Copy, from the entries below, each line where the word "color" can be found.

[Items from a figure collection]
##############################
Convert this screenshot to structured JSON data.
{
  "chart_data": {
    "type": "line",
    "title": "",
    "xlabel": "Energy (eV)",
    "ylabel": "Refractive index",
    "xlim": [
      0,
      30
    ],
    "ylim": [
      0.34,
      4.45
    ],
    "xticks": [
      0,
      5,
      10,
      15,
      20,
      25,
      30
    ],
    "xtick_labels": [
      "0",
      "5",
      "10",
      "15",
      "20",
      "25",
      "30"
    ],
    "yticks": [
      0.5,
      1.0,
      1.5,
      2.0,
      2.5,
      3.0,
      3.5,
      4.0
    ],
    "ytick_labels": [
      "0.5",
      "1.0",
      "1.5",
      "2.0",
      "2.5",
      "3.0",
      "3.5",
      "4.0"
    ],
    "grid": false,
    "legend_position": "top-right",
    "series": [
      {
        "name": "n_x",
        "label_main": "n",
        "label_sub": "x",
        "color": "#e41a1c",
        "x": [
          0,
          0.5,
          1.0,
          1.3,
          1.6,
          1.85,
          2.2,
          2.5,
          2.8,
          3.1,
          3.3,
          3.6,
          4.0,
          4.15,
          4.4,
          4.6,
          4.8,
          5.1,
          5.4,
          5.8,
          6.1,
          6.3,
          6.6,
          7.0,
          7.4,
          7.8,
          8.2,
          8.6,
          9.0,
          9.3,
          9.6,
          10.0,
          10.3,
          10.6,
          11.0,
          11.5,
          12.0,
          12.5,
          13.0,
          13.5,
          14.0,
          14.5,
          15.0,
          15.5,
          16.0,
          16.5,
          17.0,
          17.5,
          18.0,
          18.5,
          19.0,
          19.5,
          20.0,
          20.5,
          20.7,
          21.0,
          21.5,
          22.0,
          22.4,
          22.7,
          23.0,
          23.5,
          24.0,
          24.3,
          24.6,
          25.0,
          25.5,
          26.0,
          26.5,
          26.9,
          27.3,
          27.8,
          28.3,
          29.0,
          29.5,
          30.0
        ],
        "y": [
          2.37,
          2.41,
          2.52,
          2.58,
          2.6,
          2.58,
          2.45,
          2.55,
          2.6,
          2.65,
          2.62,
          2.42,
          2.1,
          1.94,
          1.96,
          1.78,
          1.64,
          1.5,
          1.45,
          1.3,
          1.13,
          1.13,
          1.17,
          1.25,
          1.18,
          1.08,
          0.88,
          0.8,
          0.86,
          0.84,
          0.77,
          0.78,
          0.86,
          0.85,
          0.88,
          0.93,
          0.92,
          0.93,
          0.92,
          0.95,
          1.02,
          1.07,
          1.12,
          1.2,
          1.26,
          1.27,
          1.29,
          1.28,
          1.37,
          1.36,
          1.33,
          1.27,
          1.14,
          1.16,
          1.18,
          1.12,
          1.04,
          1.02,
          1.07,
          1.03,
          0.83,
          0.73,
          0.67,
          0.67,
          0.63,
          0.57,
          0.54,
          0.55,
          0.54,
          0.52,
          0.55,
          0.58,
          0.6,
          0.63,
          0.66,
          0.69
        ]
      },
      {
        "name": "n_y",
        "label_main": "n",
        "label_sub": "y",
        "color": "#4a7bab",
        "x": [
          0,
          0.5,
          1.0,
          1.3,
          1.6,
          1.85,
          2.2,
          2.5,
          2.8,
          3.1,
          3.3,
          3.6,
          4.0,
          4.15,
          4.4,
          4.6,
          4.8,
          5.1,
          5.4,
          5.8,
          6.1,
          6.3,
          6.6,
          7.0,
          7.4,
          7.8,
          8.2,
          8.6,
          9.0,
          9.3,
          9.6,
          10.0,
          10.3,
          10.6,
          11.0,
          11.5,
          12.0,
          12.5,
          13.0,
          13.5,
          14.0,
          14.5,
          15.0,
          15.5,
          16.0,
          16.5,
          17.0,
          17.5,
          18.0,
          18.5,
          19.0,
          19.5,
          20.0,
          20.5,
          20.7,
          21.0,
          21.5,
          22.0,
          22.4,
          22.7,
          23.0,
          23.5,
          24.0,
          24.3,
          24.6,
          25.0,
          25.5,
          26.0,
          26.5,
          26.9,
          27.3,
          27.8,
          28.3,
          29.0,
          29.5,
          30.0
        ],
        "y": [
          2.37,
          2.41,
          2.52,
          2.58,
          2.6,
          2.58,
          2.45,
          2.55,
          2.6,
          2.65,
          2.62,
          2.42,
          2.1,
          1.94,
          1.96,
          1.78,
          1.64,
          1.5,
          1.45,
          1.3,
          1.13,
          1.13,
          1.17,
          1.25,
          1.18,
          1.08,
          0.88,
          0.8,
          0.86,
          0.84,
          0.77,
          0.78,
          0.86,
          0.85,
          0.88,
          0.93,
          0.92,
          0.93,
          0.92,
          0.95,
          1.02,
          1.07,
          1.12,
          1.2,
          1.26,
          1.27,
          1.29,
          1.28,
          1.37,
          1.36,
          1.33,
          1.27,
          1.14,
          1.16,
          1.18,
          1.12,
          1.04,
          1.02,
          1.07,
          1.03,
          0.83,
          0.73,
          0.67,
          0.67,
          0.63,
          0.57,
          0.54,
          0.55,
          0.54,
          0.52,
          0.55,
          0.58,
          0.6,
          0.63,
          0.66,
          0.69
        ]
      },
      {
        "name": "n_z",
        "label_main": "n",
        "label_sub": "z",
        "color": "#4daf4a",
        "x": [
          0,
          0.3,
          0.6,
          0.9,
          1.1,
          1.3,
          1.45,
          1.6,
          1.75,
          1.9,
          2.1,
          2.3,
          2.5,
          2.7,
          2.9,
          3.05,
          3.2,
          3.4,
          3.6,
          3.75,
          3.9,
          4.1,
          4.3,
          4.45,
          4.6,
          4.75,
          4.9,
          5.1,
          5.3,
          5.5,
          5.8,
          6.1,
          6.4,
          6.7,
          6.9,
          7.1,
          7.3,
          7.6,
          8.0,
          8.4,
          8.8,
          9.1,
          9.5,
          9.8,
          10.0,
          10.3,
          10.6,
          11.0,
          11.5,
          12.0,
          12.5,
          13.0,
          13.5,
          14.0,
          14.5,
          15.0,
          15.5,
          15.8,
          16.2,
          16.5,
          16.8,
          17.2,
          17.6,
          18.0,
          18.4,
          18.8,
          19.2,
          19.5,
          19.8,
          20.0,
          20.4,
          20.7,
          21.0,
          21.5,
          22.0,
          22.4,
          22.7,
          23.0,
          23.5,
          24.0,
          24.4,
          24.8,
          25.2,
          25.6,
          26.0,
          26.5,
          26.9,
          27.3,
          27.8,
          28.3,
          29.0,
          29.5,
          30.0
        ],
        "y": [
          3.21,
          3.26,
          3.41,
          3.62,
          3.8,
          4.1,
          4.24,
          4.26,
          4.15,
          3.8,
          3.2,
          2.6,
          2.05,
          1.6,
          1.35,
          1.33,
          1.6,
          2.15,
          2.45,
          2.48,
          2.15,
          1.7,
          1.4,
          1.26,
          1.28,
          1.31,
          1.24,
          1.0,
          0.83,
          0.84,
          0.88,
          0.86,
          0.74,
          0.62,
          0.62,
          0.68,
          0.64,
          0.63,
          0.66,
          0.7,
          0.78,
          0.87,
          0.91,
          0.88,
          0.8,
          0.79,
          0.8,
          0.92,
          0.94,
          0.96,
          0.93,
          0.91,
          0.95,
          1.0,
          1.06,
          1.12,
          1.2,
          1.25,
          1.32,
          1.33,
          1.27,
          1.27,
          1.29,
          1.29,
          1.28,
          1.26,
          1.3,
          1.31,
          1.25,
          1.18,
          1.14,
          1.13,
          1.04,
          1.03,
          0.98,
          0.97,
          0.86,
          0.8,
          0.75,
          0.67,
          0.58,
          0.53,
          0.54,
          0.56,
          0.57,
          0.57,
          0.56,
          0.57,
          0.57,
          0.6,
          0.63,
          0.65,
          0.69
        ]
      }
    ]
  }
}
##############################
## Answer to the problem:
        "color": "#e41a1c",
        "color": "#4a7bab",
        "color": "#4daf4a",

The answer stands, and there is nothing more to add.